Stored entries
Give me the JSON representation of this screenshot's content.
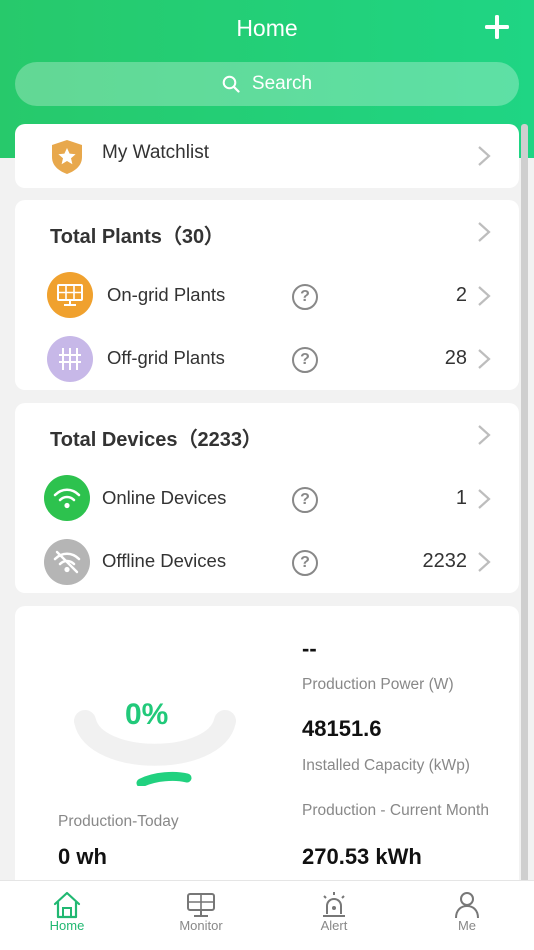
{
  "header": {
    "title": "Home",
    "add_icon": "plus-icon",
    "search_placeholder": "Search",
    "search_icon": "search-icon"
  },
  "watchlist": {
    "label": "My Watchlist",
    "icon": "star-shield-icon"
  },
  "plants": {
    "title": "Total Plants（30）",
    "rows": [
      {
        "label": "On-grid Plants",
        "count": "2",
        "icon": "solar-panel-icon",
        "icon_color": "#f0a12e"
      },
      {
        "label": "Off-grid Plants",
        "count": "28",
        "icon": "pylon-icon",
        "icon_color": "#c7b8e8"
      }
    ]
  },
  "devices": {
    "title": "Total Devices（2233）",
    "rows": [
      {
        "label": "Online Devices",
        "count": "1",
        "icon": "wifi-icon",
        "icon_color": "#2dc24e"
      },
      {
        "label": "Offline Devices",
        "count": "2232",
        "icon": "wifi-off-icon",
        "icon_color": "#b5b5b5"
      }
    ]
  },
  "production": {
    "percent": "0%",
    "percent_value": 0,
    "production_power_value": "--",
    "production_power_label": "Production Power (W)",
    "installed_capacity_value": "48151.6",
    "installed_capacity_label": "Installed Capacity (kWp)",
    "production_today_label": "Production-Today",
    "production_today_value": "0 wh",
    "production_month_label": "Production - Current Month",
    "production_month_value": "270.53 kWh"
  },
  "tabs": [
    {
      "label": "Home",
      "icon": "home-icon",
      "active": true
    },
    {
      "label": "Monitor",
      "icon": "monitor-icon",
      "active": false
    },
    {
      "label": "Alert",
      "icon": "alert-beacon-icon",
      "active": false
    },
    {
      "label": "Me",
      "icon": "person-icon",
      "active": false
    }
  ],
  "colors": {
    "brand_green": "#21c97a",
    "background": "#f2f2f2"
  }
}
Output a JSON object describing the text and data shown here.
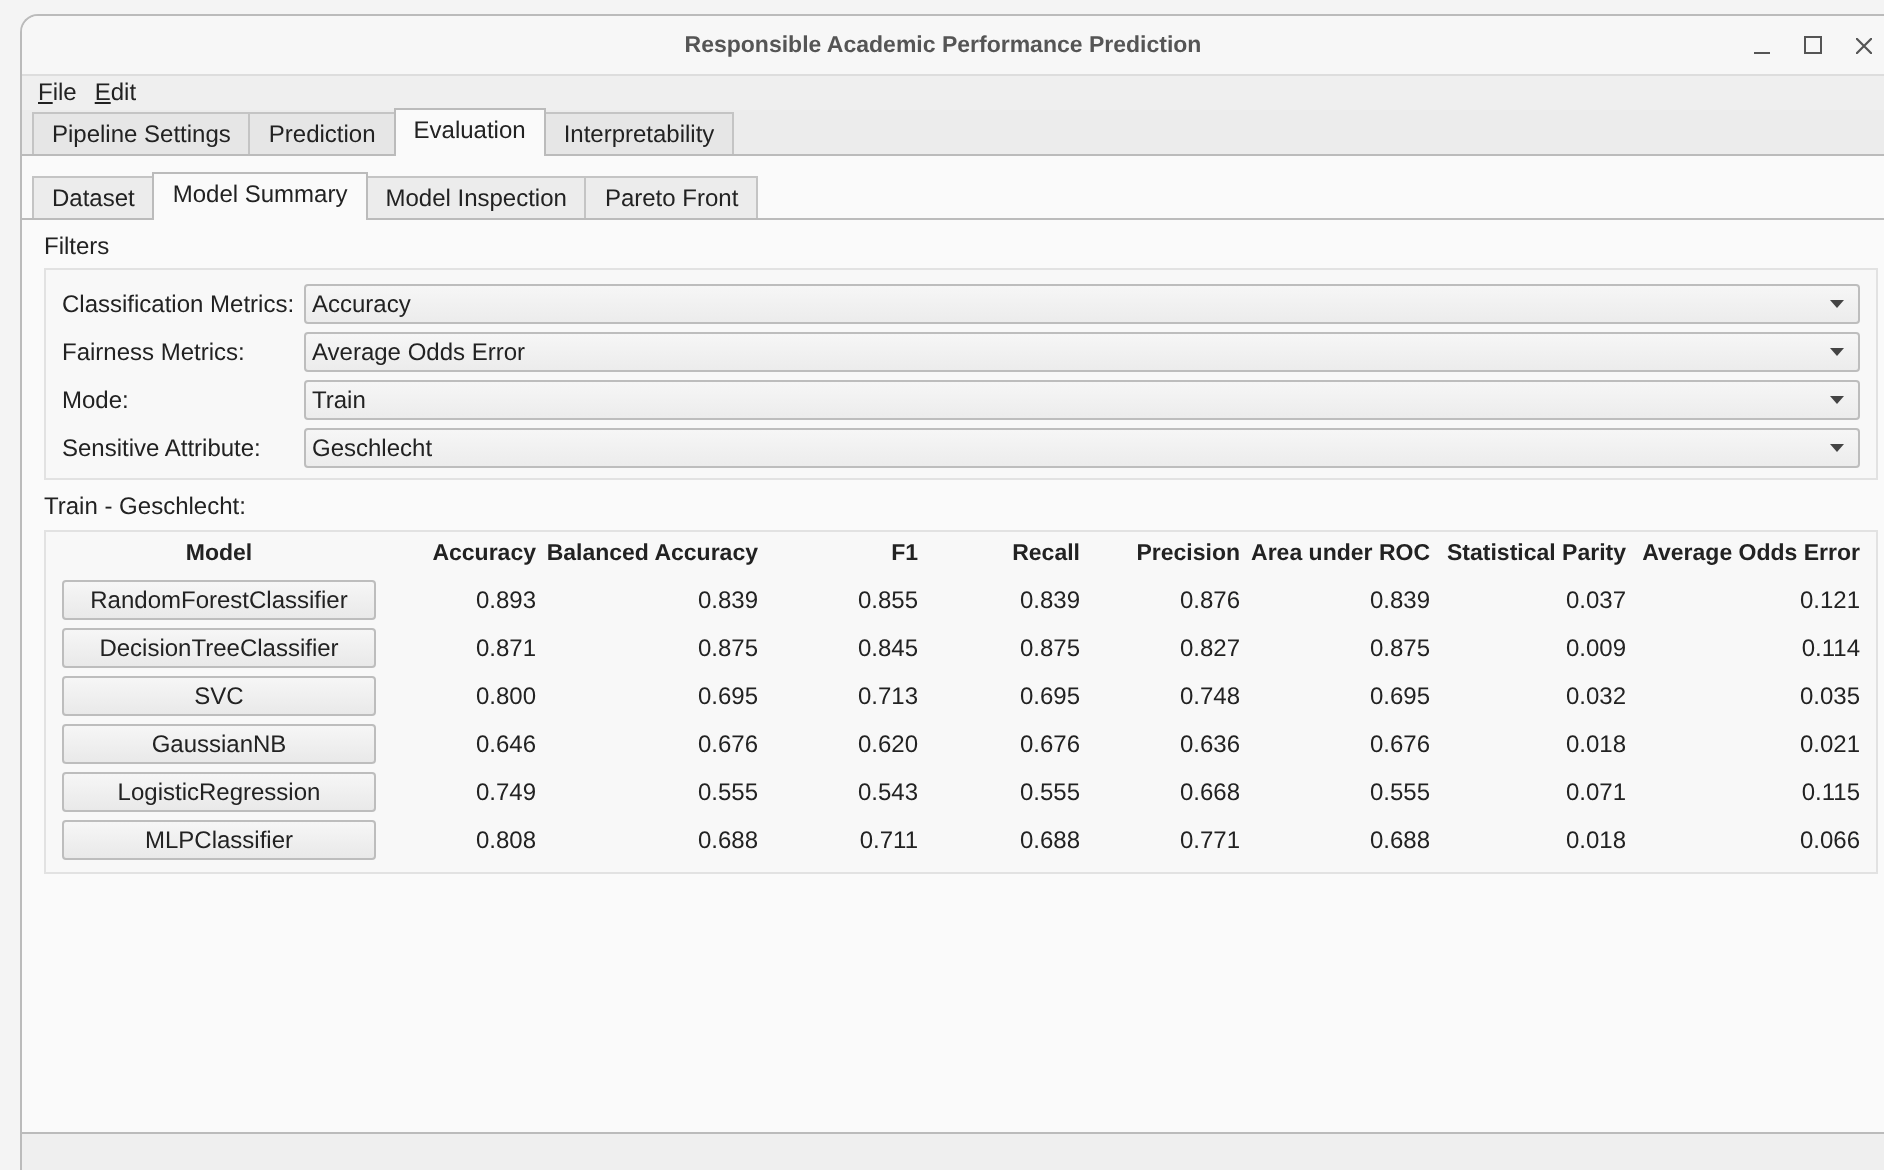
{
  "window": {
    "title": "Responsible Academic Performance Prediction"
  },
  "menu": [
    "File",
    "Edit"
  ],
  "tabs": [
    {
      "label": "Pipeline Settings",
      "selected": false
    },
    {
      "label": "Prediction",
      "selected": false
    },
    {
      "label": "Evaluation",
      "selected": true
    },
    {
      "label": "Interpretability",
      "selected": false
    }
  ],
  "subtabs": [
    {
      "label": "Dataset",
      "selected": false
    },
    {
      "label": "Model Summary",
      "selected": true
    },
    {
      "label": "Model Inspection",
      "selected": false
    },
    {
      "label": "Pareto Front",
      "selected": false
    }
  ],
  "filters": {
    "title": "Filters",
    "fields": [
      {
        "label": "Classification Metrics:",
        "value": "Accuracy"
      },
      {
        "label": "Fairness Metrics:",
        "value": "Average Odds Error"
      },
      {
        "label": "Mode:",
        "value": "Train"
      },
      {
        "label": "Sensitive Attribute:",
        "value": "Geschlecht"
      }
    ]
  },
  "table": {
    "title": "Train - Geschlecht:",
    "columns": [
      "Model",
      "Accuracy",
      "Balanced Accuracy",
      "F1",
      "Recall",
      "Precision",
      "Area under ROC",
      "Statistical Parity",
      "Average Odds Error"
    ],
    "rows": [
      [
        "RandomForestClassifier",
        "0.893",
        "0.839",
        "0.855",
        "0.839",
        "0.876",
        "0.839",
        "0.037",
        "0.121"
      ],
      [
        "DecisionTreeClassifier",
        "0.871",
        "0.875",
        "0.845",
        "0.875",
        "0.827",
        "0.875",
        "0.009",
        "0.114"
      ],
      [
        "SVC",
        "0.800",
        "0.695",
        "0.713",
        "0.695",
        "0.748",
        "0.695",
        "0.032",
        "0.035"
      ],
      [
        "GaussianNB",
        "0.646",
        "0.676",
        "0.620",
        "0.676",
        "0.636",
        "0.676",
        "0.018",
        "0.021"
      ],
      [
        "LogisticRegression",
        "0.749",
        "0.555",
        "0.543",
        "0.555",
        "0.668",
        "0.555",
        "0.071",
        "0.115"
      ],
      [
        "MLPClassifier",
        "0.808",
        "0.688",
        "0.711",
        "0.688",
        "0.771",
        "0.688",
        "0.018",
        "0.066"
      ]
    ]
  }
}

**Task description:**
Return each line among the entries that holds the word "Total".

**Answer to this task:**
    "title": "Total Plants（30）",
    "title": "Total Devices（2233）",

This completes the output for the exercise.